MATERIAL TO PROCESS:

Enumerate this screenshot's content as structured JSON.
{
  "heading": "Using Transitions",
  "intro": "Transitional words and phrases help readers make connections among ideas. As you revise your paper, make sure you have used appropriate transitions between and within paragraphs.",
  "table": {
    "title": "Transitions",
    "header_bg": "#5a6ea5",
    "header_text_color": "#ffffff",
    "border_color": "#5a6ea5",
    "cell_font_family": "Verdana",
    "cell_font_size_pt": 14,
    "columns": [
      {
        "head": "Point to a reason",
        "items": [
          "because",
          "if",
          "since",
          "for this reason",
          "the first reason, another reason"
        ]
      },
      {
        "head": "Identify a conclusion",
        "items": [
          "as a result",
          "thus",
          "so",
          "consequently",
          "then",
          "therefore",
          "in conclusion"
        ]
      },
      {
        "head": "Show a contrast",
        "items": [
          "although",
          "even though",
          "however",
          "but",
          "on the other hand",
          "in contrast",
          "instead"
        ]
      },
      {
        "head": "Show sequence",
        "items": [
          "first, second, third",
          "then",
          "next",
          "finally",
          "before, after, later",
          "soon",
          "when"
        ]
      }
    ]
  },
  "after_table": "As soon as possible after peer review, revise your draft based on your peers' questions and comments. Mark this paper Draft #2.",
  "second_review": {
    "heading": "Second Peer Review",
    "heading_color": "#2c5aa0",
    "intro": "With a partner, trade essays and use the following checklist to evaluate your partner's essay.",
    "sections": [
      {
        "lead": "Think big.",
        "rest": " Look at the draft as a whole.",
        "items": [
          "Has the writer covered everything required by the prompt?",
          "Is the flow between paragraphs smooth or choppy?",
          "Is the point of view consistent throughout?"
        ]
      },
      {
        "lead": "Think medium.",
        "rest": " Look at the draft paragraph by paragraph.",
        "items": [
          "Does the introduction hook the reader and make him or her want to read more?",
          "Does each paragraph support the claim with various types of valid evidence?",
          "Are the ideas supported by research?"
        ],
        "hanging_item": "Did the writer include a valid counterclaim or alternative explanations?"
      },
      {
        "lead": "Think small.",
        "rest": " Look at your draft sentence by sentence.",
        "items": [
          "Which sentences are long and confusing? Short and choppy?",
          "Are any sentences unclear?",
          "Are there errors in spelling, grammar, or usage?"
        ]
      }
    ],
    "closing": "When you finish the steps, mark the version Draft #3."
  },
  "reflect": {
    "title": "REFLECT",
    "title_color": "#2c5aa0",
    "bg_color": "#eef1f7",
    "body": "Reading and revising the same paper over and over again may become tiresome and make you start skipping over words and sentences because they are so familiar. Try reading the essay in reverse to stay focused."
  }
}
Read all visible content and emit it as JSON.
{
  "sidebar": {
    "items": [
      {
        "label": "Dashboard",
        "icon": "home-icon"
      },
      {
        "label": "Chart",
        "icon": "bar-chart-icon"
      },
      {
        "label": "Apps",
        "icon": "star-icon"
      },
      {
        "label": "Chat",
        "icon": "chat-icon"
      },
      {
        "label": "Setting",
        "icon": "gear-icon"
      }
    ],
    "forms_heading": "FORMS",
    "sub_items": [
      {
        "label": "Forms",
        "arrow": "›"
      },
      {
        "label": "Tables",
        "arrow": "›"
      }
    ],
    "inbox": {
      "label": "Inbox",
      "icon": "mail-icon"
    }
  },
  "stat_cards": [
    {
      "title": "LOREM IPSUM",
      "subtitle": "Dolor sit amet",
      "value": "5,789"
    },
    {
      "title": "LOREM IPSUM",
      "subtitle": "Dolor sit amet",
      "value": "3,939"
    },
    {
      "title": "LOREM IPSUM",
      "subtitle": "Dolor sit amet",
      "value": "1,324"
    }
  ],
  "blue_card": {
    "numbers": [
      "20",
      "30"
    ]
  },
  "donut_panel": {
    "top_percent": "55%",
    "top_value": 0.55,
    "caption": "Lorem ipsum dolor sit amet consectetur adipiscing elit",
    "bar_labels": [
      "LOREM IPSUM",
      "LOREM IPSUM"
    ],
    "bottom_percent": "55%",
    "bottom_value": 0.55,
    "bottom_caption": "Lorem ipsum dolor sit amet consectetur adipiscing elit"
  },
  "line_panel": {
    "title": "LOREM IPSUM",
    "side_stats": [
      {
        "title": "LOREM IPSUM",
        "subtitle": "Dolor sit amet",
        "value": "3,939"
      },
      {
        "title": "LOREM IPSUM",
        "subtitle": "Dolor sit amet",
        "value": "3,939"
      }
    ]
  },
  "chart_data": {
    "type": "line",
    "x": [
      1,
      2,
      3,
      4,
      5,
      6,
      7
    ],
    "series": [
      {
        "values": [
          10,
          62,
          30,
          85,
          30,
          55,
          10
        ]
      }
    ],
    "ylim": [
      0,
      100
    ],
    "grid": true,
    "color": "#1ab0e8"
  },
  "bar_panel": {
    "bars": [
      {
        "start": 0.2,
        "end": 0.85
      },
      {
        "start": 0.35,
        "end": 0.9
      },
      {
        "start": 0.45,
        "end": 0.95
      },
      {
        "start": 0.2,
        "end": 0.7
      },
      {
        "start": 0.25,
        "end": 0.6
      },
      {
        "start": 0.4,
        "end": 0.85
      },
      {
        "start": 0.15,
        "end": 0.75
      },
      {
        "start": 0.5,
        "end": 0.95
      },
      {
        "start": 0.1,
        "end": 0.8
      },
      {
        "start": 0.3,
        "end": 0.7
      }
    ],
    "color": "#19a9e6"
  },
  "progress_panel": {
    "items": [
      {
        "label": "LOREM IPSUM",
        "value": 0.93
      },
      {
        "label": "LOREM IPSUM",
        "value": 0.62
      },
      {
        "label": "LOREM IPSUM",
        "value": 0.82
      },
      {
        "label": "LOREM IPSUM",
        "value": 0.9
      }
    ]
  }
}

EXERCISE DESCRIPTION: Filter the listing above for the string "between" and copy every matching line.

EXPECTED ANSWER:
  "intro": "Transitional words and phrases help readers make connections among ideas. As you revise your paper, make sure you have used appropriate transitions between and within paragraphs.",
          "Is the flow between paragraphs smooth or choppy?",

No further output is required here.